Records
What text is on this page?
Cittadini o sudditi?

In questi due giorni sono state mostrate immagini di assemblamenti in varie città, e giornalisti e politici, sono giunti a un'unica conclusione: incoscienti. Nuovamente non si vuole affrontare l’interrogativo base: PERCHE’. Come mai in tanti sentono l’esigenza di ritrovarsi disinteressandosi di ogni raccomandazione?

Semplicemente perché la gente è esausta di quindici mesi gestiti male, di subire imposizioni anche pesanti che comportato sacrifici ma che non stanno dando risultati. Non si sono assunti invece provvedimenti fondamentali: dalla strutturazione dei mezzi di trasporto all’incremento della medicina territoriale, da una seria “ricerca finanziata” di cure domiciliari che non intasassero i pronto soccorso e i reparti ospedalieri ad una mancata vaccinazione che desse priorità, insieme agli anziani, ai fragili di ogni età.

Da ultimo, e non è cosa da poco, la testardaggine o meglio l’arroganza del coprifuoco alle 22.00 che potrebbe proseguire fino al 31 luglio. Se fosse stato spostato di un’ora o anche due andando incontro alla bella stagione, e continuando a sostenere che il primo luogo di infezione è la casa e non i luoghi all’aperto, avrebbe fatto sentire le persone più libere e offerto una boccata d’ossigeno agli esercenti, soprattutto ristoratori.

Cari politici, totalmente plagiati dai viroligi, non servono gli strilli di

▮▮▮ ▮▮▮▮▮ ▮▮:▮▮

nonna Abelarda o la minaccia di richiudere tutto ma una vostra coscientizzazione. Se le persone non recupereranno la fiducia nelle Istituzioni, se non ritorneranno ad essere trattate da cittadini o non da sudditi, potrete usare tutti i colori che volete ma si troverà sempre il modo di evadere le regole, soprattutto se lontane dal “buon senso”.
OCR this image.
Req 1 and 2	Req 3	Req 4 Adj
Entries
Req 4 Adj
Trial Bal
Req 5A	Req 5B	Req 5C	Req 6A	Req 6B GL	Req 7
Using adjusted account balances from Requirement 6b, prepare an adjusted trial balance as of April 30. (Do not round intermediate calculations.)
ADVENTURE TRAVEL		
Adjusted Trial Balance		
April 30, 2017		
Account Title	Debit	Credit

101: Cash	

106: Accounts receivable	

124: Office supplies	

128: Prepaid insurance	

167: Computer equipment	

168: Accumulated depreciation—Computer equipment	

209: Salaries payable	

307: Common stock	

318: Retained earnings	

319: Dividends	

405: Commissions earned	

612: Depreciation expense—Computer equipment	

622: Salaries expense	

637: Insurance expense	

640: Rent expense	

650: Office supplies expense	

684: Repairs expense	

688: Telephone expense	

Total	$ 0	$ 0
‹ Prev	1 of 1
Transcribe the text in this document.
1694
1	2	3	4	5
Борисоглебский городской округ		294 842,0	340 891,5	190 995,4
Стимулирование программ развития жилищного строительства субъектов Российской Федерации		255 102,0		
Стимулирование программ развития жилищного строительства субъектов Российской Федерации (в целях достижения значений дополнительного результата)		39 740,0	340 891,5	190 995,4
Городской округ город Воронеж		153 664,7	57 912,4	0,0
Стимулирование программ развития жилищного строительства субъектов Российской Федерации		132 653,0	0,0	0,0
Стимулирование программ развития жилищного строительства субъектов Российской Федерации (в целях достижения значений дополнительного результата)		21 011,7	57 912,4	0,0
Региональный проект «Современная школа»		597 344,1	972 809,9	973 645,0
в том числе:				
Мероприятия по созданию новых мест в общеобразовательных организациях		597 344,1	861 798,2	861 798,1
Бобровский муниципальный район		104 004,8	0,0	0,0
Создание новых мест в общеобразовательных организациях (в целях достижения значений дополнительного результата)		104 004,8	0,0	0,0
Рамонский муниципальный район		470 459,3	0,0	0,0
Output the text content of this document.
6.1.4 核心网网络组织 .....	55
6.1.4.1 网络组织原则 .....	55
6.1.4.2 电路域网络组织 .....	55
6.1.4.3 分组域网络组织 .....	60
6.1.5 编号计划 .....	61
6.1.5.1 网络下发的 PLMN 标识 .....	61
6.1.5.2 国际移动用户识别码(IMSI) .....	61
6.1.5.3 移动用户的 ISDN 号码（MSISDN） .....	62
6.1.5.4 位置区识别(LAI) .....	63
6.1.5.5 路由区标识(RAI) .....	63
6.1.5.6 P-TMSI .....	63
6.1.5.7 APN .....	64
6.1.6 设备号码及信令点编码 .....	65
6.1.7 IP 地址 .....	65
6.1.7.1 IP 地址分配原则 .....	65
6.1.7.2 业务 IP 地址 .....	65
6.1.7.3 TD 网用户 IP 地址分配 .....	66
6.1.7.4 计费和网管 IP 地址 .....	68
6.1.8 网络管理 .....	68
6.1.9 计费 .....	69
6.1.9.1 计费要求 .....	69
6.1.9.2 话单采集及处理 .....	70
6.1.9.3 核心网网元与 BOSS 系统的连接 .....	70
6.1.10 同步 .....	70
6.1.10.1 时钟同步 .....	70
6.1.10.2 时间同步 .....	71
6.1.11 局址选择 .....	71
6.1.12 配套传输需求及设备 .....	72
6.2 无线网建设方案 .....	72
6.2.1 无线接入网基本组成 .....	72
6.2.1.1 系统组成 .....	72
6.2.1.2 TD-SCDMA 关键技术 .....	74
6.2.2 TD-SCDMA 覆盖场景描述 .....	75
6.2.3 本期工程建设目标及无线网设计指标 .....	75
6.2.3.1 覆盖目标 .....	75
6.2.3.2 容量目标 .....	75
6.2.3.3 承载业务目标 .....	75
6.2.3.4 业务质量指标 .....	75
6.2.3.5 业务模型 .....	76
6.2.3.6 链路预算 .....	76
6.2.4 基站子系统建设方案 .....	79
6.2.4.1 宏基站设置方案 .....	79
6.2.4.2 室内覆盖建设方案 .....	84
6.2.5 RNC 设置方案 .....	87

*GIVEN TASK*:
Give the number of lines where the string "this" occurs, without any further text.

*THE RESULT*:
4